§ Tekstfragment:
Ministerie van Binnenlandse Zaken en Koninkrijksrelaties

Inhoud pagina: Antwoorden op kamervragen over huwelijksrechten van homoseksuele paren op Bonaire, Saba en Sint Eustatius

23 januari 2009

Antwoorden op kamervragen van het lid Van der Ham (D66) aan de staatssecretaris van Binnenlandse Zaken en Koninkrijksrelaties over de uitspraak van de staatssecretaris inzake huwelijksrechten van homoseksuele paren op Bonaire, Saba en Sint Eustatius. Ingezonden op 27 november 2008.

Vraag 1
Hebt u gezegd dat op de BES eilanden wel meteen de Nederlandse Grondwet, maar de Nederlandse huwelijkswetgeving nog niet van kracht wordt?

Antwoord 1
Inderdaad heb ik gezegd dat de Nederlandse Grondwet van toepassing zal zijn als Bonaire, Sint Eustatius en Saba onderdeel worden van het Nederlandse staatsbestel. Ook heb ik gezegd dat de Nederlandse huwelijkswetgeving nog niet op de transitiedatum van kracht zal worden. Zoals afgesproken in de slotverklaring van de Miniconferentie over de toekomstige staatkundige positie van Bonaire, Sint Eustatius en Saba zal op de transitiedatum de Antilliaanse wetgeving die op de drie eilanden van kracht is, van kracht blijven. Alleen de wetgeving die strikt noodzakelijk is voor de staatkundige wijzigingen, zal ingevoerd worden. Daartoe behoort niet het Nederlandse Burgerlijk Wetboek. Wel zal de vigerende wetgeving na de transitiedatum geleidelijk worden vervangen door Nederlandse wetgeving. Zie daarover nader het antwoord op vraag 3.

Vraag 2
Hoe verhoudt artikel 1 van de Nederlandse Grondwet zich volgens u tot het feit dat de Nederlandse huwelijkswetgeving geen specifiek `homohuwelijk' heeft, maar een burgerlijk huwelijk dat geen onderscheid kent tussen de sekse van twee huwelijkspartners?

§ Datasetitems:
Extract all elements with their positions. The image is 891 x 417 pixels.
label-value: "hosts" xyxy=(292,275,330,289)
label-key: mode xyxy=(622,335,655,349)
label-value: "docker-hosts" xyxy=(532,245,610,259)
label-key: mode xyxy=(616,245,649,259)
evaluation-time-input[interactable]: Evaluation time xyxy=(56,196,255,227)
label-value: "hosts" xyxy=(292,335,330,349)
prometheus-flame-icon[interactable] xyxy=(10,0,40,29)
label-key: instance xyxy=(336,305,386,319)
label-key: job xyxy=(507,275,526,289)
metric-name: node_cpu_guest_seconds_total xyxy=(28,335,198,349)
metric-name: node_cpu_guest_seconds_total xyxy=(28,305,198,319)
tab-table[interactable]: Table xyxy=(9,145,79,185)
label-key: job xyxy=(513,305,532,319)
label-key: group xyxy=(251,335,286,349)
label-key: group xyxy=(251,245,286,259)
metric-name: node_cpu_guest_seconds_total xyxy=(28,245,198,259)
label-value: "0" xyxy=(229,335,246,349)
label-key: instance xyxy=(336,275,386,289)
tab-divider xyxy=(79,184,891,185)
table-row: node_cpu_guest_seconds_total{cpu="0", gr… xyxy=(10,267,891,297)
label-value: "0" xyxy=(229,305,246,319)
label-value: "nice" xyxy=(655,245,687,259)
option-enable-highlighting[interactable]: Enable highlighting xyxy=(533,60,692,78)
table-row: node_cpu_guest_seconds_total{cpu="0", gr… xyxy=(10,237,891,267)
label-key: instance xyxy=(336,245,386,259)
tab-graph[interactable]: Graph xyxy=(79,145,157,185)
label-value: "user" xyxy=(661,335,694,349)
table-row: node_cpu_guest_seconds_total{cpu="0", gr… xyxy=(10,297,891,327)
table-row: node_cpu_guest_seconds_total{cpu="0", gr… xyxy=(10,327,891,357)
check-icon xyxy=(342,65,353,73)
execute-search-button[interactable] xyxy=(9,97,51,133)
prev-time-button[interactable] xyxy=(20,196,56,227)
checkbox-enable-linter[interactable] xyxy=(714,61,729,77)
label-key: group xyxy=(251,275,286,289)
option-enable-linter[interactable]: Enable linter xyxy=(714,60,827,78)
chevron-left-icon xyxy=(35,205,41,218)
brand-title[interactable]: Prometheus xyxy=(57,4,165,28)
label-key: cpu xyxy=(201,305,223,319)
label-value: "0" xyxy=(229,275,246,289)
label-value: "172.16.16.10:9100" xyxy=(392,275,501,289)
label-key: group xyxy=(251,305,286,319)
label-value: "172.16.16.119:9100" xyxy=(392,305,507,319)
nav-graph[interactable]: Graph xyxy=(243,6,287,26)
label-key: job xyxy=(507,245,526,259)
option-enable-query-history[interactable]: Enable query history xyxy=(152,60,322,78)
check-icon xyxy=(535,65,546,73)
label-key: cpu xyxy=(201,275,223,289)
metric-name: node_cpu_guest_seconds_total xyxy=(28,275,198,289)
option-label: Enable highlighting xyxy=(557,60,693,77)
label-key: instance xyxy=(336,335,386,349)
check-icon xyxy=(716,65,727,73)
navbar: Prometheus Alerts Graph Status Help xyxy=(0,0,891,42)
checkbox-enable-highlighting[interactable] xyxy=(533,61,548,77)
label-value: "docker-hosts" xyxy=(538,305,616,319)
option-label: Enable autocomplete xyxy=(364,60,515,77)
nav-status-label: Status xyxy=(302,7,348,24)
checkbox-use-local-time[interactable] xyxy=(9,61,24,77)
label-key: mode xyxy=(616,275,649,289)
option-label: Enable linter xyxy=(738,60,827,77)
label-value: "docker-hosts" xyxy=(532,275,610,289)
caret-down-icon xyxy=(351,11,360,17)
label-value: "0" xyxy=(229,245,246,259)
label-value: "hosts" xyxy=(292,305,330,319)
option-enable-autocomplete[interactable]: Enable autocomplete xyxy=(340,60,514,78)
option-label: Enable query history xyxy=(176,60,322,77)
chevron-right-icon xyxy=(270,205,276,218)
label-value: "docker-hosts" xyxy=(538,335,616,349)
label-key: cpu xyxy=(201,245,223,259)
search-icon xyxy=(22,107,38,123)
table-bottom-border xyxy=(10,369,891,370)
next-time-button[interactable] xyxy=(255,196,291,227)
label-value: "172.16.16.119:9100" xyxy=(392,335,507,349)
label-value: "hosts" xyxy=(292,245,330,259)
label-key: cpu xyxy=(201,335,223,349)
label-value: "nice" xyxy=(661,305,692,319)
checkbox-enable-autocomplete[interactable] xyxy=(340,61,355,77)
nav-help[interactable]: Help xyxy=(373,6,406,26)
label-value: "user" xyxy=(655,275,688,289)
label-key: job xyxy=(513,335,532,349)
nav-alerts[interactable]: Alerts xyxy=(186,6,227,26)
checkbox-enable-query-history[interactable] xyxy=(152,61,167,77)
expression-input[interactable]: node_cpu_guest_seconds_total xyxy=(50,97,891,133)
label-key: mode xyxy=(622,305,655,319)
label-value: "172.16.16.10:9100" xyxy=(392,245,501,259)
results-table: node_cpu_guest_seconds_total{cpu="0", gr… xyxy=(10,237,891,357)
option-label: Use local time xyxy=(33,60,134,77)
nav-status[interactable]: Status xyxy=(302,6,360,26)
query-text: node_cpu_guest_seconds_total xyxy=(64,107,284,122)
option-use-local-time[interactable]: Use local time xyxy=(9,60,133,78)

§ Oefenopdrachten:
1) Op welke datum zijn de kamervragen ingezonden volgens de tekst over huwelijksrechten op de BES-eilanden?
2) Neem uit de tekst over huwelijksrechten op de BES-eilanden letterlijk het deel over dat begint bij de woorden "Inhoud pagina: Antwoorden" en stop na "27 november 2008.".
3) Schrijf de tekst over huwelijksrechten op de BES-eilanden verder na de laatste getoonde zin.
De items zijn voor deze opdrachten niet nodig.

§ Antwoorden:
1) Op 27 november 2008.

2)
Inhoud pagina: Antwoorden op kamervragen over huwelijksrechten van homoseksuele paren op Bonaire, Saba en Sint Eustatius

23 januari 2009

Antwoorden op kamervragen van het lid Van der Ham (D66) aan de staatssecretaris van Binnenlandse Zaken en Koninkrijksrelaties over de uitspraak van de staatssecretaris inzake huwelijksrechten van homoseksuele paren op Bonaire, Saba en Sint Eustatius. Ingezonden op 27 november 2008.

3)
Antwoord 2
Ik kan u melden dat in het kader van het openstellen van het huwelijk voor mensen van hetzelfde geslacht is onderkend dat artikel 1 van de Grondwet daartoe niet dwingt. Wel heeft het uitgangspunt van gelijke behandeling in gelijke gevallen een rol gespeeld in de ontwikkeling van de wetgeving op het terrein van leefvormen. In 1998 is het geregistreerd partnerschap ingevoerd, dat zowel openstaat voor partners van verschillend geslacht als voor partners van hetzelfde geslacht. Bij de openstelling van het huwelijk voor personen van hetzelfde geslacht is vervolgens evenmin gekozen voor afzonderlijke samenlevingsvormen of -verbanden voor partners van hetzelfde geslacht. Artikel 1 van de Grondwet is niet nadrukkelijk aan de orde geweest bij die afweging.

Vraag 3
Welke termijn acht u gerechtvaardigd om de wetten voor de BES-eilanden in overeenstemming te brengen met de Grondwet?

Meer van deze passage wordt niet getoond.